▶ _Stored records_:
----
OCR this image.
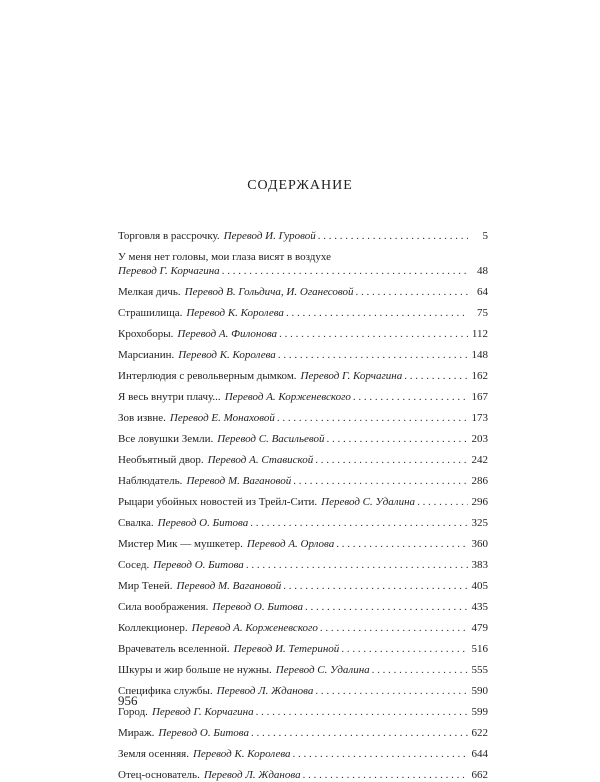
СОДЕРЖАНИЕ
Торговля в рассрочку. Перевод И. Гуровой . . .	5
У меня нет головы, мои глаза висят в воздухе
Перевод Г. Корчагина . . .	48
Мелкая дичь. Перевод В. Гольдича, И. Оганесовой . . .	64
Страшилища. Перевод К. Королева . . .	75
Крохоборы. Перевод А. Филонова . . .	112
Марсианин. Перевод К. Королева . . .	148
Интерлюдия с револьверным дымком. Перевод Г. Корчагина . . .	162
Я весь внутри плачу... Перевод А. Корженевского . . .	167
Зов извне. Перевод Е. Монаховой . . .	173
Все ловушки Земли. Перевод С. Васильевой . . .	203
Необъятный двор. Перевод А. Ставиской . . .	242
Наблюдатель. Перевод М. Вагановой . . .	286
Рыцари убойных новостей из Трейл-Сити. Перевод С. Удалина . . .	296
Свалка. Перевод О. Битова . . .	325
Мистер Мик — мушкетер. Перевод А. Орлова . . .	360
Сосед. Перевод О. Битова . . .	383
Мир Теней. Перевод М. Вагановой . . .	405
Сила воображения. Перевод О. Битова . . .	435
Коллекционер. Перевод А. Корженевского . . .	479
Врачеватель вселенной. Перевод И. Тетериной . . .	516
Шкуры и жир больше не нужны. Перевод С. Удалина . . .	555
Специфика службы. Перевод Л. Жданова . . .	590
Город. Перевод Г. Корчагина . . .	599
Мираж. Перевод О. Битова . . .	622
Земля осенняя. Перевод К. Королева . . .	644
Отец-основатель. Перевод Л. Жданова . . .	662
956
----
▶ _TASK STATEMENT_: Copy each line above precisely, dropping the pictures.

▶ _RESPONSE BELOW_:
OCR this image.
СОДЕРЖАНИЕ
Торговля в рассрочку. Перевод И. Гуровой . . .	5
У меня нет головы, мои глаза висят в воздухе
Перевод Г. Корчагина . . .	48
Мелкая дичь. Перевод В. Гольдича, И. Оганесовой . . .	64
Страшилища. Перевод К. Королева . . .	75
Крохоборы. Перевод А. Филонова . . .	112
Марсианин. Перевод К. Королева . . .	148
Интерлюдия с револьверным дымком. Перевод Г. Корчагина . . .	162
Я весь внутри плачу... Перевод А. Корженевского . . .	167
Зов извне. Перевод Е. Монаховой . . .	173
Все ловушки Земли. Перевод С. Васильевой . . .	203
Необъятный двор. Перевод А. Ставиской . . .	242
Наблюдатель. Перевод М. Вагановой . . .	286
Рыцари убойных новостей из Трейл-Сити. Перевод С. Удалина . . .	296
Свалка. Перевод О. Битова . . .	325
Мистер Мик — мушкетер. Перевод А. Орлова . . .	360
Сосед. Перевод О. Битова . . .	383
Мир Теней. Перевод М. Вагановой . . .	405
Сила воображения. Перевод О. Битова . . .	435
Коллекционер. Перевод А. Корженевского . . .	479
Врачеватель вселенной. Перевод И. Тетериной . . .	516
Шкуры и жир больше не нужны. Перевод С. Удалина . . .	555
Специфика службы. Перевод Л. Жданова . . .	590
Город. Перевод Г. Корчагина . . .	599
Мираж. Перевод О. Битова . . .	622
Земля осенняя. Перевод К. Королева . . .	644
Отец-основатель. Перевод Л. Жданова . . .	662
956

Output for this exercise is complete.